### PAGE EXTRACT
----

1

Given the following file bug.txt:

event "øat" not handled

I wrote the following Python C Extensions on the file fastfilewrapper.cpp

#include <Python.h>
#include <cstdio>
#include <iostream>
#include <sstream>
#include <fstream>

static PyObject* hello_world(PyObject *self, PyObject *args) {
    printf("Hello, world!\n");
    std::string retval;
    std::ifstream fileifstream;

    fileifstream.open("./bug.txt");
    std::getline( fileifstream, retval );
    fileifstream.close();
    std::cout << "retval " << retval << std::endl;
    return Py_BuildValue( "s", retval.c_str() );
}

static PyMethodDef hello_methods[] = { {
        "hello_world", hello_world, METH_NOARGS,
        "Print 'hello world' from a method defined in a C extension."
    },
    {NULL, NULL, 0, NULL}
};

static struct PyModuleDef hello_definition = {
    PyModuleDef_HEAD_INIT,
    "hello", "A Python module that prints 'hello world' from C code.",
    -1, hello_methods
};

PyMODINIT_FUNC PyInit_fastfilepackage(void) {
    Py_Initialize();
    return PyModule_Create(&hello_definition);
}

I built it with pip3 install . using this setup.py

from distutils.core import setup, Extension

# https://bugs.python.org/issue35893
from distutils.command import build_ext

def get_export_symbols(self, ext):
    parts = ext.name.split(".")
    if parts[-1] == "__init__":
        initfunc_name = "PyInit_" + parts[-2]
    else:
        initfunc_name = "PyInit_" + parts[-1]

build_ext.build_ext.get_export_symbols = get_export_symbols

setup(name='fastfilepackage', version='1.0',  \
      ext_modules=[Extension('fastfilepackage', ['fastfilewrapper.cpp'])])

----

### EXCERPTED DATA
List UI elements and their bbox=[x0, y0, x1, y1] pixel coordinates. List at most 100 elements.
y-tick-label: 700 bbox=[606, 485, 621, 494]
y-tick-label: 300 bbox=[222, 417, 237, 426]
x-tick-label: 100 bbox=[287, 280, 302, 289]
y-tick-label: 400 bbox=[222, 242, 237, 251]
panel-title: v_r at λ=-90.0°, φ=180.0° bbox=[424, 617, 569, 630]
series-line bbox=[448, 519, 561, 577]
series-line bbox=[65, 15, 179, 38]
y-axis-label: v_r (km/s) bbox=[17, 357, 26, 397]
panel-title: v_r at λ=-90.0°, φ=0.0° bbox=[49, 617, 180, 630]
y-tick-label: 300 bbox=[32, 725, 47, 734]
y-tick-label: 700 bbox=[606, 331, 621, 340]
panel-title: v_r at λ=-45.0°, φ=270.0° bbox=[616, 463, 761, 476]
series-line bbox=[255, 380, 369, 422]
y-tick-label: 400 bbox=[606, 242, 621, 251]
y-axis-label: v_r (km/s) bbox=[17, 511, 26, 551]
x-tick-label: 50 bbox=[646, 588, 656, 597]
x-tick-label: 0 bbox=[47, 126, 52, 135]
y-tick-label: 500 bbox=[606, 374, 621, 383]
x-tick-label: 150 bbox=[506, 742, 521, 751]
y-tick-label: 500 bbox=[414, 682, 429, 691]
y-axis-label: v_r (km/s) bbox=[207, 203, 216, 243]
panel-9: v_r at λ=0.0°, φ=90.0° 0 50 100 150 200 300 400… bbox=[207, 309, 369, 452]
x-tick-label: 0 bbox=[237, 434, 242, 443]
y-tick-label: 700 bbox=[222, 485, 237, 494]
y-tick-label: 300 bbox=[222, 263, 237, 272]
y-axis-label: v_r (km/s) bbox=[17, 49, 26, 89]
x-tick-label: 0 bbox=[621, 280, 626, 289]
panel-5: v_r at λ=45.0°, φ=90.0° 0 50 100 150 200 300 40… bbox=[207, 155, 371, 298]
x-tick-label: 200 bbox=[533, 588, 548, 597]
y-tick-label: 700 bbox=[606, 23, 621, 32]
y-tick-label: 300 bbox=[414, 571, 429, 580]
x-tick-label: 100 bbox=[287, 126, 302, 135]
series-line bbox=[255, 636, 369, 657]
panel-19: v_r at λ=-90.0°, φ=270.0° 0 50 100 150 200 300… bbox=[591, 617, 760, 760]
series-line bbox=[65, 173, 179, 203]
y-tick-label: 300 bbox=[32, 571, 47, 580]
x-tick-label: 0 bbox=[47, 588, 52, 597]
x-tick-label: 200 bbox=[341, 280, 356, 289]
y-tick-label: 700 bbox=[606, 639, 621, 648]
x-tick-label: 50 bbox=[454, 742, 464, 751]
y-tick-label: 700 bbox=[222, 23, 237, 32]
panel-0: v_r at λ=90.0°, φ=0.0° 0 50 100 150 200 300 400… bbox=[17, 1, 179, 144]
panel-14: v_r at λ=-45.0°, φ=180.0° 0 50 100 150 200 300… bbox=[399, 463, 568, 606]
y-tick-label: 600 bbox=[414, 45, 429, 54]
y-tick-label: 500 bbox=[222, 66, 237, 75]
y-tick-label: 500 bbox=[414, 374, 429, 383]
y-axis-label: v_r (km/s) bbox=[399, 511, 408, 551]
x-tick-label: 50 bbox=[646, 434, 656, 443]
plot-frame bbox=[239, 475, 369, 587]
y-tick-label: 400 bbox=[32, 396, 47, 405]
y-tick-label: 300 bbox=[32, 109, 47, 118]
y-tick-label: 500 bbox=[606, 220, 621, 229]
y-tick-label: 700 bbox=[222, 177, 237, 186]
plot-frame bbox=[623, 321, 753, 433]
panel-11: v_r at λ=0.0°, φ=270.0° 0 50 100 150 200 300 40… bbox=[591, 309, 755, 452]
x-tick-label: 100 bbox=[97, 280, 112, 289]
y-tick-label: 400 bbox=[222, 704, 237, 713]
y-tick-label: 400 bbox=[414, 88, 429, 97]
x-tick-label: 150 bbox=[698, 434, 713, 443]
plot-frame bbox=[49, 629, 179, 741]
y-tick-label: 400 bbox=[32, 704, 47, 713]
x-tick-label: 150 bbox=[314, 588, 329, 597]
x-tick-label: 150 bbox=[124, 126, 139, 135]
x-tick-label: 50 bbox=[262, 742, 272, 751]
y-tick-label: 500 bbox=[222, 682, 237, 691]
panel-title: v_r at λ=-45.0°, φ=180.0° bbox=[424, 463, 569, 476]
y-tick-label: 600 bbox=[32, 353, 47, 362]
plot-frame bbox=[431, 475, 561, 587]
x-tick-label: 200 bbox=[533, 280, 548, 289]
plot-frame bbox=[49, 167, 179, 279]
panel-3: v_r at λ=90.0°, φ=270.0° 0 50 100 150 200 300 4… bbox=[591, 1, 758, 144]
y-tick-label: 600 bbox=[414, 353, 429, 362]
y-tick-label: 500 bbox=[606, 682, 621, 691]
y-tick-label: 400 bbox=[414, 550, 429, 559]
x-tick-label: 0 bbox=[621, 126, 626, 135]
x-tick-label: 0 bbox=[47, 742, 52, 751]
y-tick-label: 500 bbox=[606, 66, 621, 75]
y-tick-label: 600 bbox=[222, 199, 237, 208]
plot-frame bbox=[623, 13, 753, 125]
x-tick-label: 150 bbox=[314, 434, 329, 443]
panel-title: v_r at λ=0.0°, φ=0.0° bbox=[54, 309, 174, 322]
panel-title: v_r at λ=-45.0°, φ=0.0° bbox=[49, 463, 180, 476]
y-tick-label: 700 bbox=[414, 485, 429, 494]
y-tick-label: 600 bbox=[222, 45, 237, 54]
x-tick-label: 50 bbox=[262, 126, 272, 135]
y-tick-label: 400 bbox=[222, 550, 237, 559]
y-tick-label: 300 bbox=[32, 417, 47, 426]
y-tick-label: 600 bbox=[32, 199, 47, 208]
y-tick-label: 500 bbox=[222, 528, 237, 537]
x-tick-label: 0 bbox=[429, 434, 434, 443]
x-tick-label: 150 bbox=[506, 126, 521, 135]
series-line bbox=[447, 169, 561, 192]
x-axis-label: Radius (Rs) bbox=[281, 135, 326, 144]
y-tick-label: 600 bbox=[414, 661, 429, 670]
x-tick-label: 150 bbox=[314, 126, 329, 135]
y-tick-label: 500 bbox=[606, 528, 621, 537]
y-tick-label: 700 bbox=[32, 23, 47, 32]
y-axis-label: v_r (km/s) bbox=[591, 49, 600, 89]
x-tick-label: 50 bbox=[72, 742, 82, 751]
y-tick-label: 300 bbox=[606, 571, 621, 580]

----

### REQUIRED TASKS
1: Switch every "series-line" to "data-line" in the records, from their first line through the line that contains "panel-title: v_r at λ=-45.0°, φ=270.0°". Write out those lines again with nothing else changed.
2: Continue the forum post about the Python C extension from where it stops.
The text and the records are independent of each other.

### ANSWERS PROVIDED
1:
List UI elements and their bbox=[x0, y0, x1, y1] pixel coordinates. List at most 100 elements.
y-tick-label: 700 bbox=[606, 485, 621, 494]
y-tick-label: 300 bbox=[222, 417, 237, 426]
x-tick-label: 100 bbox=[287, 280, 302, 289]
y-tick-label: 400 bbox=[222, 242, 237, 251]
panel-title: v_r at λ=-90.0°, φ=180.0° bbox=[424, 617, 569, 630]
data-line bbox=[448, 519, 561, 577]
data-line bbox=[65, 15, 179, 38]
y-axis-label: v_r (km/s) bbox=[17, 357, 26, 397]
panel-title: v_r at λ=-90.0°, φ=0.0° bbox=[49, 617, 180, 630]
y-tick-label: 300 bbox=[32, 725, 47, 734]
y-tick-label: 700 bbox=[606, 331, 621, 340]
panel-title: v_r at λ=-45.0°, φ=270.0° bbox=[616, 463, 761, 476]

2:
Then, I use this test.py script:

import fastfilepackage

iterable = fastfilepackage.hello_world()
print('iterable', iterable)

But Python throws this exception when I run the test.py Python Script:

$ PYTHONIOENCODING=utf8 python3 test.py
Hello, world!
retval event "▒at" not handled
Traceback (most recent call last):
  File "test.py", line 3, in <module>
    iterable = fastfilepackage.hello_world()
UnicodeDecodeError: 'utf-8' codec can't decode byte 0xf8 in position 7: invalid start byte

How can I recover from invalid Unicode characters?

i.e., ignore these errors when binding C and Python.

When purely working with Python, I can use this:

file_in = open( './bug.txt', errors='replace' )
line = file_in.read()
print( "The input line was: {line}".format(line=line) )

What is the equivalent to errors='replace' when binding with Python C Extensions?

1 Answer 1

1

If you want to have 'replace' error handling semantic you should do it on the C side like so and return it to the python side:

return PyUnicode_DecodeUTF8(retval.c_str(), retval.size(), "replace");

This will give in our case sth like:

Hello, world!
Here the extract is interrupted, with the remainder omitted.